[Dataset listings of figures]
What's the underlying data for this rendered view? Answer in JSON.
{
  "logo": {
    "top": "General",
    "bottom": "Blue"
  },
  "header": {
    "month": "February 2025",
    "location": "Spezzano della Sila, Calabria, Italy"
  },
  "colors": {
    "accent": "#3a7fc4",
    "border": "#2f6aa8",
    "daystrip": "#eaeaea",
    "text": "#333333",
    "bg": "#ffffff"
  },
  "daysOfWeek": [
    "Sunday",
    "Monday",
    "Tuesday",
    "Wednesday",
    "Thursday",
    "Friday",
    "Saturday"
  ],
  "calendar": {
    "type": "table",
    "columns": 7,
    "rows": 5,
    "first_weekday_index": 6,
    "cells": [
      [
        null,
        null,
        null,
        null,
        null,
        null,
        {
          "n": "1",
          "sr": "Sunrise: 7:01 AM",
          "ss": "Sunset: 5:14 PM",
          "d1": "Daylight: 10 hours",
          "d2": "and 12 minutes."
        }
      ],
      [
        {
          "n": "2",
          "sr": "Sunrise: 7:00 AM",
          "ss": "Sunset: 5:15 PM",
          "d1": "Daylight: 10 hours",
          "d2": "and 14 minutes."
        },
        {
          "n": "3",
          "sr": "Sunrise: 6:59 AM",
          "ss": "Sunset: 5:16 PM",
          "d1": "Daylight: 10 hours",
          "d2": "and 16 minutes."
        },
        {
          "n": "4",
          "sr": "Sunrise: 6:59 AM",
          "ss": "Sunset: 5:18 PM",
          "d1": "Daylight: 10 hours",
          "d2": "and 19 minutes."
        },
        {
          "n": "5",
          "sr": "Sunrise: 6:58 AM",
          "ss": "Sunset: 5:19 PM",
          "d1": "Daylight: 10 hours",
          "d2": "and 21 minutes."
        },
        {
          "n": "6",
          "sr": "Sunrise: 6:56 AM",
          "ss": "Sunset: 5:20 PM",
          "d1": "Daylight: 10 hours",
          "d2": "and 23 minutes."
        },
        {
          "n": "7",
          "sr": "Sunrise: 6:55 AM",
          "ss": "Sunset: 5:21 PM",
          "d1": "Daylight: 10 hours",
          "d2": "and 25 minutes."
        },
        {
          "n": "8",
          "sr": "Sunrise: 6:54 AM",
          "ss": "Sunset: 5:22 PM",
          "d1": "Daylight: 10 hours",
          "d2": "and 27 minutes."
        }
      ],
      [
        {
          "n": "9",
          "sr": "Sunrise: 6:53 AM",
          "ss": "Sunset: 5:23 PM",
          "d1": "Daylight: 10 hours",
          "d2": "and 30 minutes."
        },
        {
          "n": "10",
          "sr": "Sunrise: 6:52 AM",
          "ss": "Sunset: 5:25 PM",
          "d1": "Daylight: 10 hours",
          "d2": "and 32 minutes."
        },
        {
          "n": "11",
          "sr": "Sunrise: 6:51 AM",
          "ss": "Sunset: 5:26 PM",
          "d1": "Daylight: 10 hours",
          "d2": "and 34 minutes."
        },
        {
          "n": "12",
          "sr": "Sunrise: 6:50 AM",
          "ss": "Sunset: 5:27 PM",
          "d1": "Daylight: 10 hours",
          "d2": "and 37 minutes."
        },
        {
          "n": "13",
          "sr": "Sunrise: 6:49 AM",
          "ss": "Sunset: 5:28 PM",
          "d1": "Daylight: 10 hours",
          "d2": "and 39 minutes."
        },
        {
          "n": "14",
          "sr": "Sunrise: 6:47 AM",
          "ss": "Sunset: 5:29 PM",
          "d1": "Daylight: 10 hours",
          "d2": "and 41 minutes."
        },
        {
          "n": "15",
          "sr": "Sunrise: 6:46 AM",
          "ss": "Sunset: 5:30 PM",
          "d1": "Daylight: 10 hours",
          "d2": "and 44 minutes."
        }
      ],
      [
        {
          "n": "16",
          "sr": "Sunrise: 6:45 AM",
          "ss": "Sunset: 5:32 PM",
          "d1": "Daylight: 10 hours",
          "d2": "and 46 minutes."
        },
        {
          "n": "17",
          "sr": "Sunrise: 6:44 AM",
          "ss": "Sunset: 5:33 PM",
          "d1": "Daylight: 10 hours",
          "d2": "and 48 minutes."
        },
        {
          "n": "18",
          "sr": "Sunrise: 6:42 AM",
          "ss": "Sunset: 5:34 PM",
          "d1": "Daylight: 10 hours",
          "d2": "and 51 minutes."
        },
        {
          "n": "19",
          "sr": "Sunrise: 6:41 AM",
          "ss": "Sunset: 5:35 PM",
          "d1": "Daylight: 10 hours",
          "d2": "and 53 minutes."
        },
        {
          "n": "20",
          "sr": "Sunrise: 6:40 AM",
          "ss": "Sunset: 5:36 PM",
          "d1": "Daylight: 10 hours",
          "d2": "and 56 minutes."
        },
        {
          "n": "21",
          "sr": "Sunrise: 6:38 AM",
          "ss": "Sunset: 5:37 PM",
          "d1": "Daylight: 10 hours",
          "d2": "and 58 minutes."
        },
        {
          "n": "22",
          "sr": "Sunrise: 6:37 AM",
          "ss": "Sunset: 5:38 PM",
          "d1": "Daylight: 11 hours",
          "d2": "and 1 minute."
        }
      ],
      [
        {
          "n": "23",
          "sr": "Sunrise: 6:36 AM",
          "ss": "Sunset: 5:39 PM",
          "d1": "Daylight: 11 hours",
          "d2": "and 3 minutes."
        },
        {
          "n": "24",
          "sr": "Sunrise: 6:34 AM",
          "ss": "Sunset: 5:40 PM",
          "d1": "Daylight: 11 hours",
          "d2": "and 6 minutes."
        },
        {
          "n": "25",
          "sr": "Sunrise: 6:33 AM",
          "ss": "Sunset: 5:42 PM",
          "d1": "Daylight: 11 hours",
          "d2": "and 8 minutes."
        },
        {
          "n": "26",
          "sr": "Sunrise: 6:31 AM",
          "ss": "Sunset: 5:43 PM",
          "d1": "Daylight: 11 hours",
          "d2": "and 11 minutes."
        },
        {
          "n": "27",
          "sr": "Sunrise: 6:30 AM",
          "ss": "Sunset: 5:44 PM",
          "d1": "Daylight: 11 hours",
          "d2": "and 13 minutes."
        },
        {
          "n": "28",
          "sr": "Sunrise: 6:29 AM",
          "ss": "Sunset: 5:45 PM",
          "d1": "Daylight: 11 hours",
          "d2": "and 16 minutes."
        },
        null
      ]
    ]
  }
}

*Written request*
Transcribe the material above in its entirety. Match it exactly.

*Answer for this exercise*
What's the underlying data for this rendered view? Answer in JSON.
{
  "logo": {
    "top": "General",
    "bottom": "Blue"
  },
  "header": {
    "month": "February 2025",
    "location": "Spezzano della Sila, Calabria, Italy"
  },
  "colors": {
    "accent": "#3a7fc4",
    "border": "#2f6aa8",
    "daystrip": "#eaeaea",
    "text": "#333333",
    "bg": "#ffffff"
  },
  "daysOfWeek": [
    "Sunday",
    "Monday",
    "Tuesday",
    "Wednesday",
    "Thursday",
    "Friday",
    "Saturday"
  ],
  "calendar": {
    "type": "table",
    "columns": 7,
    "rows": 5,
    "first_weekday_index": 6,
    "cells": [
      [
        null,
        null,
        null,
        null,
        null,
        null,
        {
          "n": "1",
          "sr": "Sunrise: 7:01 AM",
          "ss": "Sunset: 5:14 PM",
          "d1": "Daylight: 10 hours",
          "d2": "and 12 minutes."
        }
      ],
      [
        {
          "n": "2",
          "sr": "Sunrise: 7:00 AM",
          "ss": "Sunset: 5:15 PM",
          "d1": "Daylight: 10 hours",
          "d2": "and 14 minutes."
        },
        {
          "n": "3",
          "sr": "Sunrise: 6:59 AM",
          "ss": "Sunset: 5:16 PM",
          "d1": "Daylight: 10 hours",
          "d2": "and 16 minutes."
        },
        {
          "n": "4",
          "sr": "Sunrise: 6:59 AM",
          "ss": "Sunset: 5:18 PM",
          "d1": "Daylight: 10 hours",
          "d2": "and 19 minutes."
        },
        {
          "n": "5",
          "sr": "Sunrise: 6:58 AM",
          "ss": "Sunset: 5:19 PM",
          "d1": "Daylight: 10 hours",
          "d2": "and 21 minutes."
        },
        {
          "n": "6",
          "sr": "Sunrise: 6:56 AM",
          "ss": "Sunset: 5:20 PM",
          "d1": "Daylight: 10 hours",
          "d2": "and 23 minutes."
        },
        {
          "n": "7",
          "sr": "Sunrise: 6:55 AM",
          "ss": "Sunset: 5:21 PM",
          "d1": "Daylight: 10 hours",
          "d2": "and 25 minutes."
        },
        {
          "n": "8",
          "sr": "Sunrise: 6:54 AM",
          "ss": "Sunset: 5:22 PM",
          "d1": "Daylight: 10 hours",
          "d2": "and 27 minutes."
        }
      ],
      [
        {
          "n": "9",
          "sr": "Sunrise: 6:53 AM",
          "ss": "Sunset: 5:23 PM",
          "d1": "Daylight: 10 hours",
          "d2": "and 30 minutes."
        },
        {
          "n": "10",
          "sr": "Sunrise: 6:52 AM",
          "ss": "Sunset: 5:25 PM",
          "d1": "Daylight: 10 hours",
          "d2": "and 32 minutes."
        },
        {
          "n": "11",
          "sr": "Sunrise: 6:51 AM",
          "ss": "Sunset: 5:26 PM",
          "d1": "Daylight: 10 hours",
          "d2": "and 34 minutes."
        },
        {
          "n": "12",
          "sr": "Sunrise: 6:50 AM",
          "ss": "Sunset: 5:27 PM",
          "d1": "Daylight: 10 hours",
          "d2": "and 37 minutes."
        },
        {
          "n": "13",
          "sr": "Sunrise: 6:49 AM",
          "ss": "Sunset: 5:28 PM",
          "d1": "Daylight: 10 hours",
          "d2": "and 39 minutes."
        },
        {
          "n": "14",
          "sr": "Sunrise: 6:47 AM",
          "ss": "Sunset: 5:29 PM",
          "d1": "Daylight: 10 hours",
          "d2": "and 41 minutes."
        },
        {
          "n": "15",
          "sr": "Sunrise: 6:46 AM",
          "ss": "Sunset: 5:30 PM",
          "d1": "Daylight: 10 hours",
          "d2": "and 44 minutes."
        }
      ],
      [
        {
          "n": "16",
          "sr": "Sunrise: 6:45 AM",
          "ss": "Sunset: 5:32 PM",
          "d1": "Daylight: 10 hours",
          "d2": "and 46 minutes."
        },
        {
          "n": "17",
          "sr": "Sunrise: 6:44 AM",
          "ss": "Sunset: 5:33 PM",
          "d1": "Daylight: 10 hours",
          "d2": "and 48 minutes."
        },
        {
          "n": "18",
          "sr": "Sunrise: 6:42 AM",
          "ss": "Sunset: 5:34 PM",
          "d1": "Daylight: 10 hours",
          "d2": "and 51 minutes."
        },
        {
          "n": "19",
          "sr": "Sunrise: 6:41 AM",
          "ss": "Sunset: 5:35 PM",
          "d1": "Daylight: 10 hours",
          "d2": "and 53 minutes."
        },
        {
          "n": "20",
          "sr": "Sunrise: 6:40 AM",
          "ss": "Sunset: 5:36 PM",
          "d1": "Daylight: 10 hours",
          "d2": "and 56 minutes."
        },
        {
          "n": "21",
          "sr": "Sunrise: 6:38 AM",
          "ss": "Sunset: 5:37 PM",
          "d1": "Daylight: 10 hours",
          "d2": "and 58 minutes."
        },
        {
          "n": "22",
          "sr": "Sunrise: 6:37 AM",
          "ss": "Sunset: 5:38 PM",
          "d1": "Daylight: 11 hours",
          "d2": "and 1 minute."
        }
      ],
      [
        {
          "n": "23",
          "sr": "Sunrise: 6:36 AM",
          "ss": "Sunset: 5:39 PM",
          "d1": "Daylight: 11 hours",
          "d2": "and 3 minutes."
        },
        {
          "n": "24",
          "sr": "Sunrise: 6:34 AM",
          "ss": "Sunset: 5:40 PM",
          "d1": "Daylight: 11 hours",
          "d2": "and 6 minutes."
        },
        {
          "n": "25",
          "sr": "Sunrise: 6:33 AM",
          "ss": "Sunset: 5:42 PM",
          "d1": "Daylight: 11 hours",
          "d2": "and 8 minutes."
        },
        {
          "n": "26",
          "sr": "Sunrise: 6:31 AM",
          "ss": "Sunset: 5:43 PM",
          "d1": "Daylight: 11 hours",
          "d2": "and 11 minutes."
        },
        {
          "n": "27",
          "sr": "Sunrise: 6:30 AM",
          "ss": "Sunset: 5:44 PM",
          "d1": "Daylight: 11 hours",
          "d2": "and 13 minutes."
        },
        {
          "n": "28",
          "sr": "Sunrise: 6:29 AM",
          "ss": "Sunset: 5:45 PM",
          "d1": "Daylight: 11 hours",
          "d2": "and 16 minutes."
        },
        null
      ]
    ]
  }
}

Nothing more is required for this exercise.